• **Materials provided**
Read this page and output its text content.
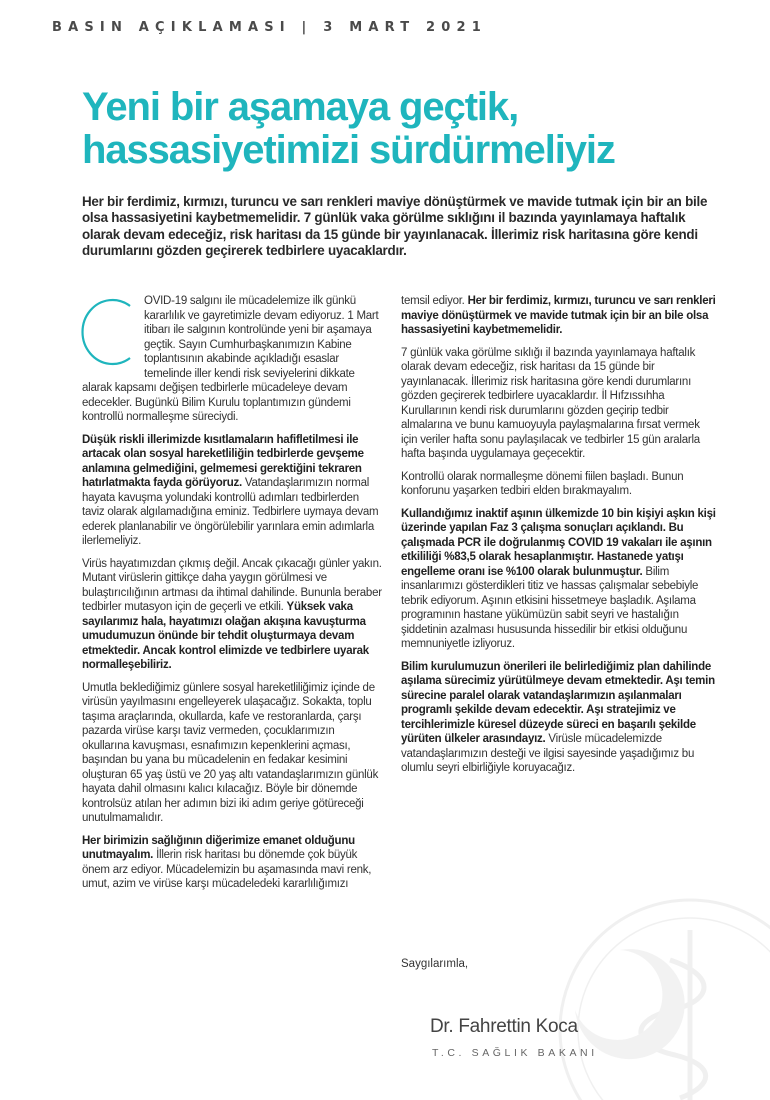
BASIN AÇIKLAMASI | 3 MART 2021
Yeni bir aşamaya geçtik,
hassasiyetimizi sürdürmeliyiz
Her bir ferdimiz, kırmızı, turuncu ve sarı renkleri maviye dönüştürmek ve mavide tutmak için bir an bile olsa hassasiyetini kaybetmemelidir. 7 günlük vaka görülme sıklığını il bazında yayınlamaya haftalık olarak devam edeceğiz, risk haritası da 15 günde bir yayınlanacak. İllerimiz risk haritasına göre kendi durumlarını gözden geçirerek tedbirlere uyacaklardır.

OVID-19 salgını ile mücadelemize ilk günkü kararlılık ve gayretimizle devam ediyoruz. 1 Mart itibarı ile salgının kontrolünde yeni bir aşamaya geçtik. Sayın Cumhurbaşkanımızın Kabine toplantısının akabinde açıkladığı esaslar temelinde iller kendi risk seviyelerini dikkate alarak kapsamı değişen tedbirlerle mücadeleye devam edecekler. Bugünkü Bilim Kurulu toplantımızın gündemi kontrollü normalleşme süreciydi.

Düşük riskli illerimizde kısıtlamaların hafifletilmesi ile artacak olan sosyal hareketliliğin tedbirlerde gevşeme anlamına gelmediğini, gelmemesi gerektiğini tekraren hatırlatmakta fayda görüyoruz. Vatandaşlarımızın normal hayata kavuşma yolundaki kontrollü adımları tedbirlerden taviz olarak algılamadığına eminiz. Tedbirlere uymaya devam ederek planlanabilir ve öngörülebilir yarınlara emin adımlarla ilerlemeliyiz.

Virüs hayatımızdan çıkmış değil. Ancak çıkacağı günler yakın. Mutant virüslerin gittikçe daha yaygın görülmesi ve bulaştırıcılığının artması da ihtimal dahilinde. Bununla beraber tedbirler mutasyon için de geçerli ve etkili. Yüksek vaka sayılarımız hala, hayatımızı olağan akışına kavuşturma umudumuzun önünde bir tehdit oluşturmaya devam etmektedir. Ancak kontrol elimizde ve tedbirlere uyarak normalleşebiliriz.

Umutla beklediğimiz günlere sosyal hareketliliğimiz içinde de virüsün yayılmasını engelleyerek ulaşacağız. Sokakta, toplu taşıma araçlarında, okullarda, kafe ve restoranlarda, çarşı pazarda virüse karşı taviz vermeden, çocuklarımızın okullarına kavuşması, esnafımızın kepenklerini açması, başından bu yana bu mücadelenin en fedakar kesimini oluşturan 65 yaş üstü ve 20 yaş altı vatandaşlarımızın günlük hayata dahil olmasını kalıcı kılacağız. Böyle bir dönemde kontrolsüz atılan her adımın bizi iki adım geriye götüreceği unutulmamalıdır.

Her birimizin sağlığının diğerimize emanet olduğunu unutmayalım. İllerin risk haritası bu dönemde çok büyük önem arz ediyor. Mücadelemizin bu aşamasında mavi renk, umut, azim ve virüse karşı mücadeledeki kararlılığımızı

temsil ediyor. Her bir ferdimiz, kırmızı, turuncu ve sarı renkleri maviye dönüştürmek ve mavide tutmak için bir an bile olsa hassasiyetini kaybetmemelidir.

7 günlük vaka görülme sıklığı il bazında yayınlamaya haftalık olarak devam edeceğiz, risk haritası da 15 günde bir yayınlanacak. İllerimiz risk haritasına göre kendi durumlarını gözden geçirerek tedbirlere uyacaklardır. İl Hıfzıssıhha Kurullarının kendi risk durumlarını gözden geçirip tedbir almalarına ve bunu kamuoyuyla paylaşmalarına fırsat vermek için veriler hafta sonu paylaşılacak ve tedbirler 15 gün aralarla hafta başında uygulamaya geçecektir.

Kontrollü olarak normalleşme dönemi fiilen başladı. Bunun konforunu yaşarken tedbiri elden bırakmayalım.

Kullandığımız inaktif aşının ülkemizde 10 bin kişiyi aşkın kişi üzerinde yapılan Faz 3 çalışma sonuçları açıklandı. Bu çalışmada PCR ile doğrulanmış COVID 19 vakaları ile aşının etkililiği %83,5 olarak hesaplanmıştır. Hastanede yatışı engelleme oranı ise %100 olarak bulunmuştur. Bilim insanlarımızı gösterdikleri titiz ve hassas çalışmalar sebebiyle tebrik ediyorum. Aşının etkisini hissetmeye başladık. Aşılama programının hastane yükümüzün sabit seyri ve hastalığın şiddetinin azalması hususunda hissedilir bir etkisi olduğunu memnuniyetle izliyoruz.

Bilim kurulumuzun önerileri ile belirlediğimiz plan dahilinde aşılama sürecimiz yürütülmeye devam etmektedir. Aşı temin sürecine paralel olarak vatandaşlarımızın aşılanmaları programlı şekilde devam edecektir. Aşı stratejimiz ve tercihlerimizle küresel düzeyde süreci en başarılı şekilde yürüten ülkeler arasındayız. Virüsle mücadelemizde vatandaşlarımızın desteği ve ilgisi sayesinde yaşadığımız bu olumlu seyri elbirliğiyle koruyacağız.

Saygılarımla,
Dr. Fahrettin Koca
T.C. SAĞLIK BAKANI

• **The problem**
Copy every line of the listing that includes the string "kırmızı".

• **Expected answer**
Her bir ferdimiz, kırmızı, turuncu ve sarı renkleri maviye dönüştürmek ve mavide tutmak için bir an bile olsa hassasiyetini kaybetmemelidir. 7 günlük vaka görülme sıklığını il bazında yayınlamaya haftalık olarak devam edeceğiz, risk haritası da 15 günde bir yayınlanacak. İllerimiz risk haritasına göre kendi durumlarını gözden geçirerek tedbirlere uyacaklardır.
temsil ediyor. Her bir ferdimiz, kırmızı, turuncu ve sarı renkleri maviye dönüştürmek ve mavide tutmak için bir an bile olsa hassasiyetini kaybetmemelidir.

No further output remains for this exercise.